» **Extracted data entries**
-- start --
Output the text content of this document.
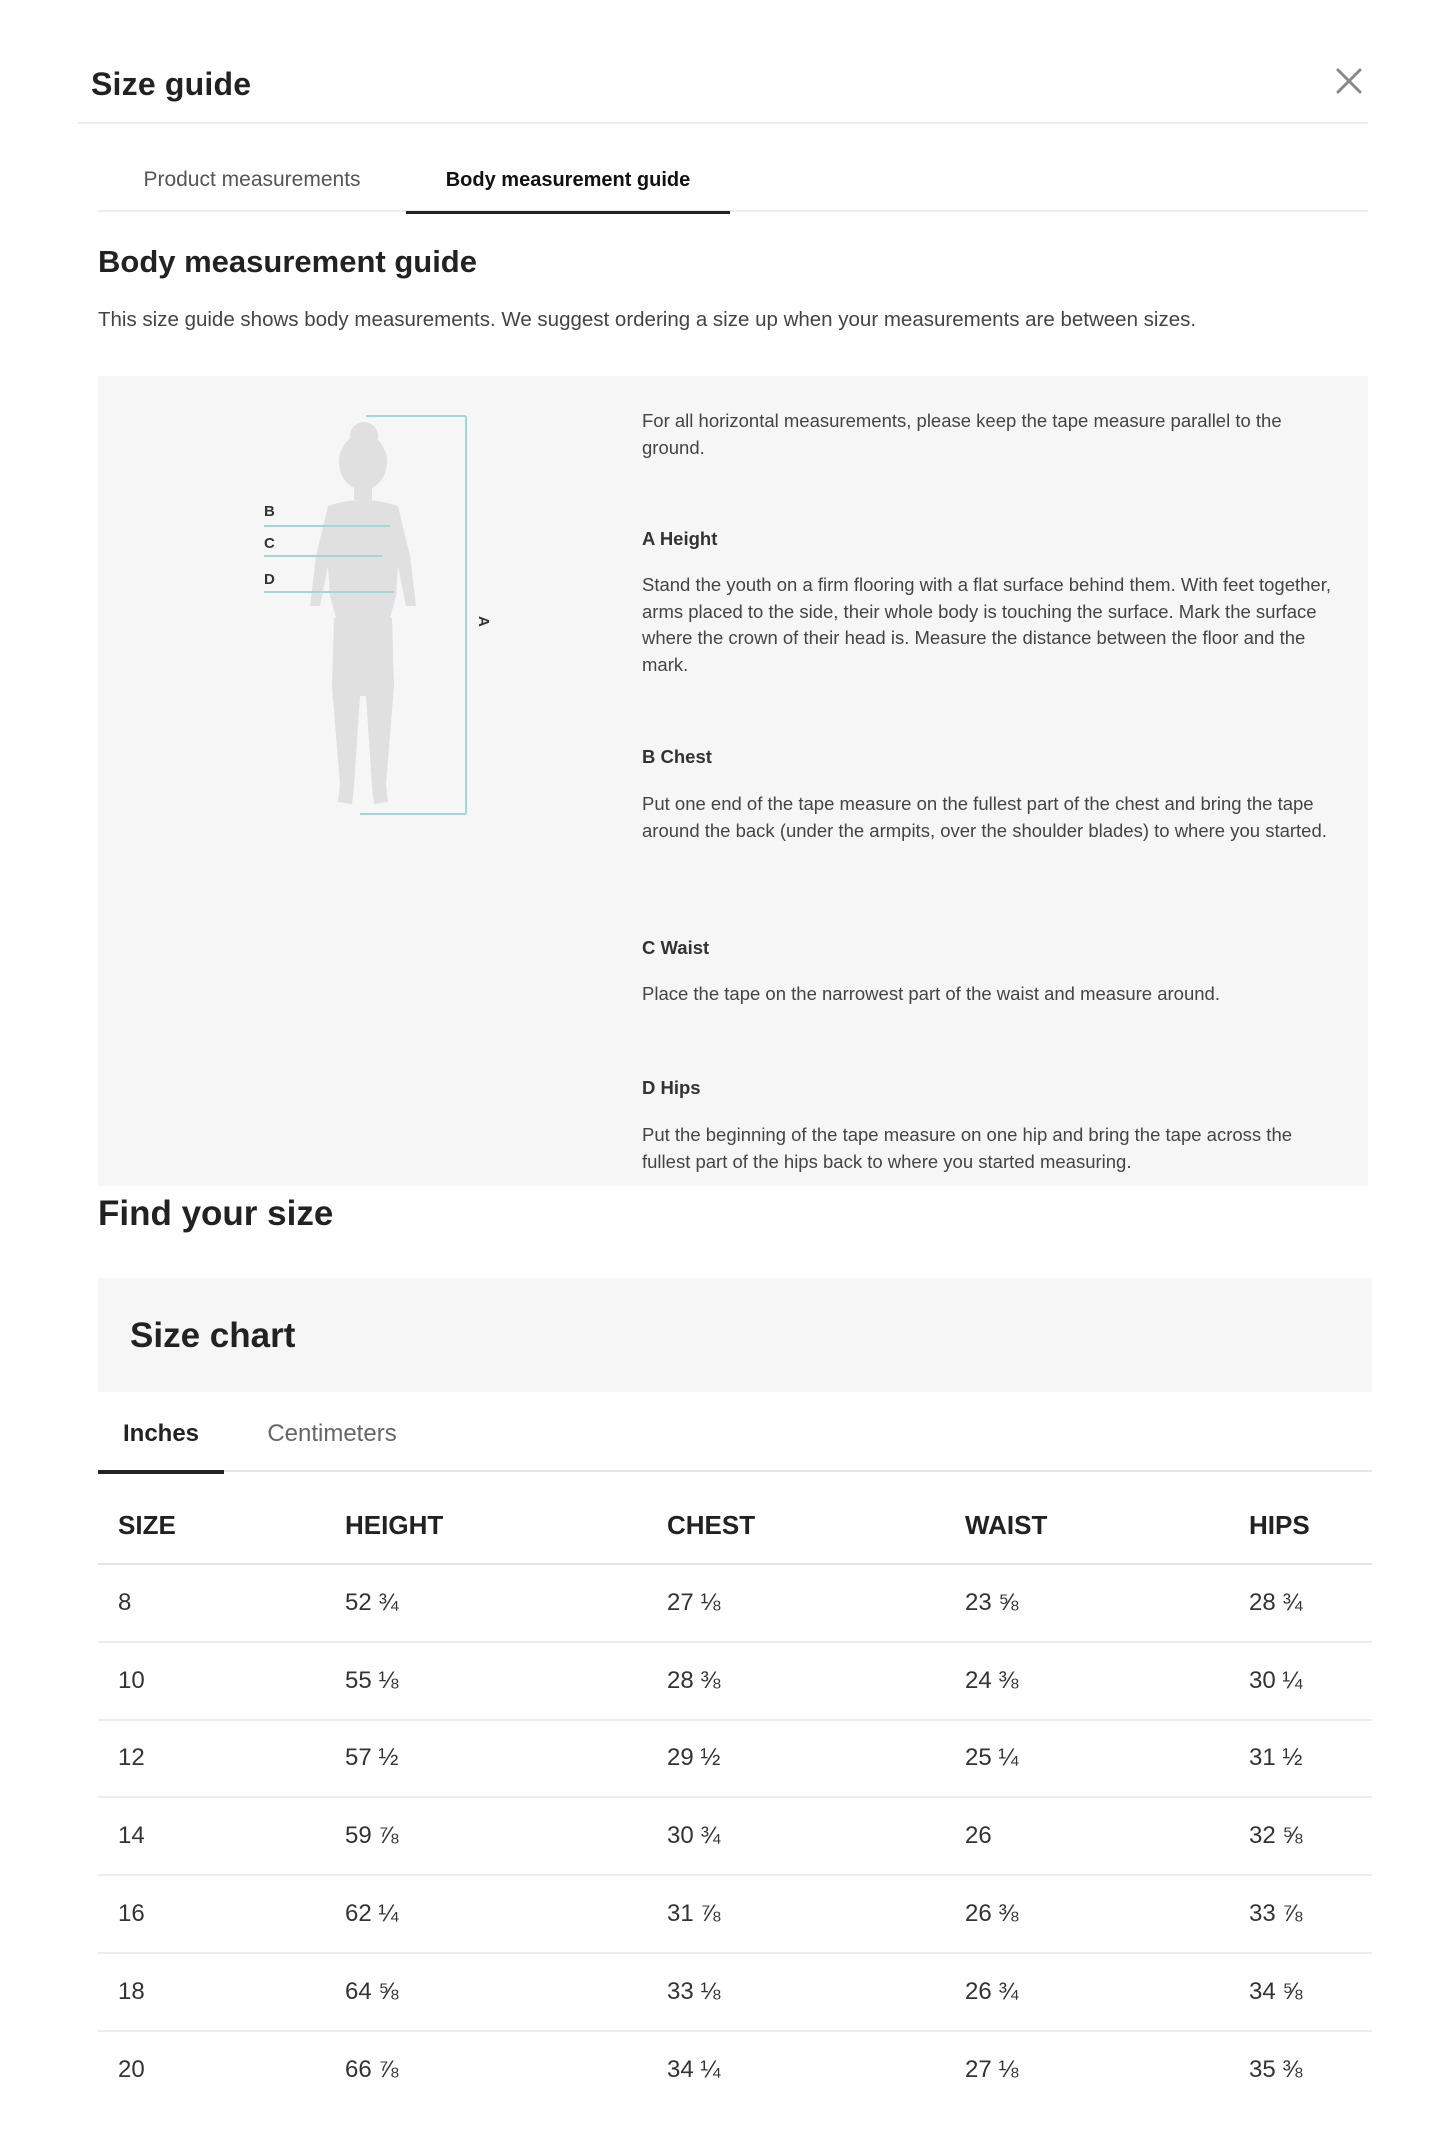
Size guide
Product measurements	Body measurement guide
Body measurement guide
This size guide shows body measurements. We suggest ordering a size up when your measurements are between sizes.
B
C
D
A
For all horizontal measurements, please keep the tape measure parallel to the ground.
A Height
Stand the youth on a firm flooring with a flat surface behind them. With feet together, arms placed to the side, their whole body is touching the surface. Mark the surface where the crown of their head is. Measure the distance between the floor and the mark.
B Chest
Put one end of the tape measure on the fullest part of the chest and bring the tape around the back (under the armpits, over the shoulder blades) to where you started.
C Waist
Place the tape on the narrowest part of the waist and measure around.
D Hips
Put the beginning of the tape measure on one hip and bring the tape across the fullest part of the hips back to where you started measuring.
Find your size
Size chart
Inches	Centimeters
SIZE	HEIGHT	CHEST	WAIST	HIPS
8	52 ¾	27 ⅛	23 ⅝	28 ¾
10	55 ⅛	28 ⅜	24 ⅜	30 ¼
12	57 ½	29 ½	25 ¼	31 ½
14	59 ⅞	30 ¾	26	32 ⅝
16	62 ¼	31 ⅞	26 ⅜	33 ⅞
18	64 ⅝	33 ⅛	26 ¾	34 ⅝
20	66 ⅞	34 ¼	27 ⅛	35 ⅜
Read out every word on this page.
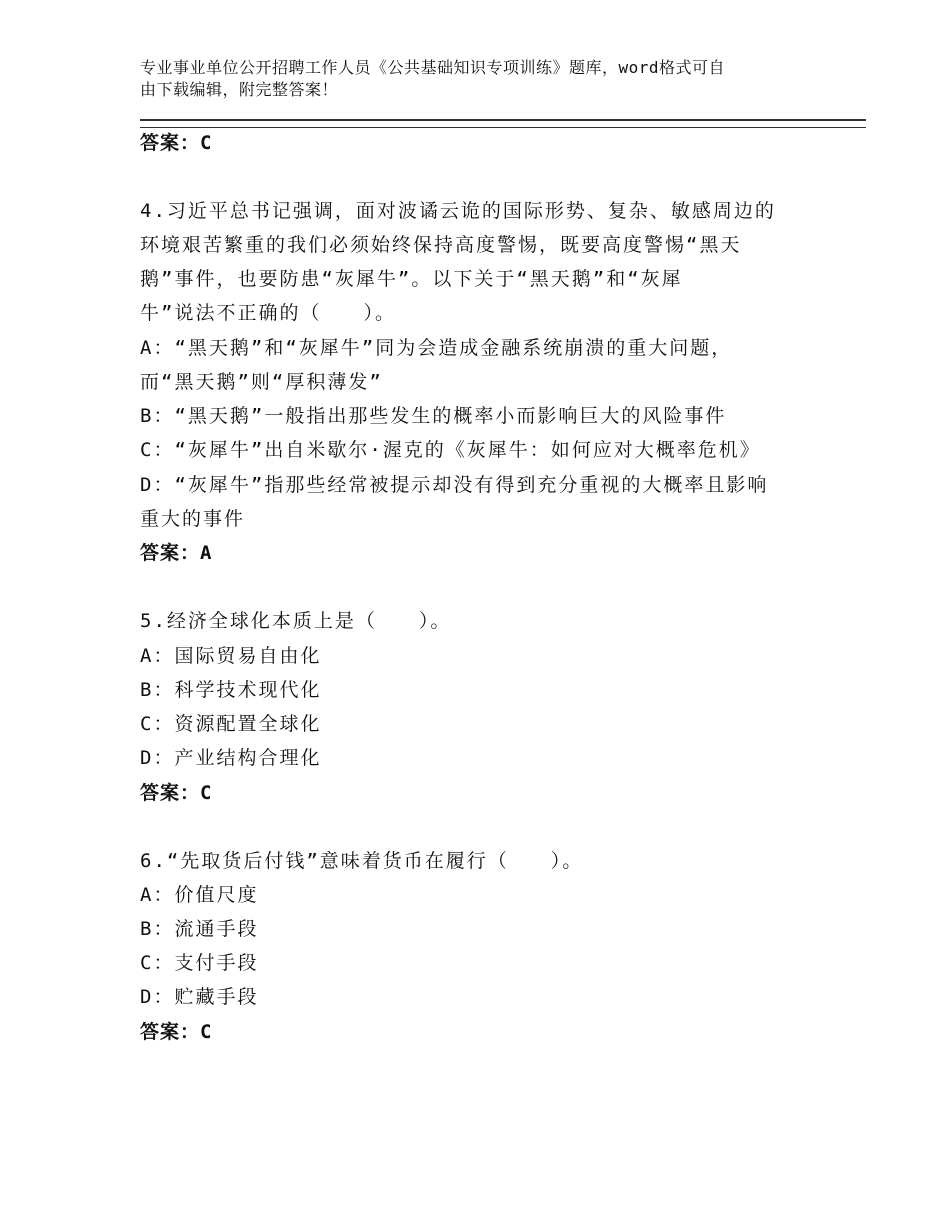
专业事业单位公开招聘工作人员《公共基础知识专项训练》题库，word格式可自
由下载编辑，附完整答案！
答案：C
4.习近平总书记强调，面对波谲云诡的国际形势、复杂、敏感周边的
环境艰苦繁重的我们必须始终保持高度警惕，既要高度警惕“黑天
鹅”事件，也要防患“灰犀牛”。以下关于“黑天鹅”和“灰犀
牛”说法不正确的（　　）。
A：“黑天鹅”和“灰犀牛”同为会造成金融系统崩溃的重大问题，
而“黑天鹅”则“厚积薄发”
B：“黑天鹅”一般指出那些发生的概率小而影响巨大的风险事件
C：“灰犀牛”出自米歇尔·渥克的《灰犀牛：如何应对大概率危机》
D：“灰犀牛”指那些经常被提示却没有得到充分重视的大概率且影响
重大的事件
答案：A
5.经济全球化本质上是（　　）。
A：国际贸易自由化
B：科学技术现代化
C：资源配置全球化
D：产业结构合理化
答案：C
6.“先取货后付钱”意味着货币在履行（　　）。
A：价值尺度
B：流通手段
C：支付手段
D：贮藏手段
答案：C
-- end --
» **Written request**
Show the lines of the records that include the string "bring".

» **Response**
Put one end of the tape measure on the fullest part of the chest and bring the tape around the back (under the armpits, over the shoulder blades) to where you started.
Put the beginning of the tape measure on one hip and bring the tape across the fullest part of the hips back to where you started measuring.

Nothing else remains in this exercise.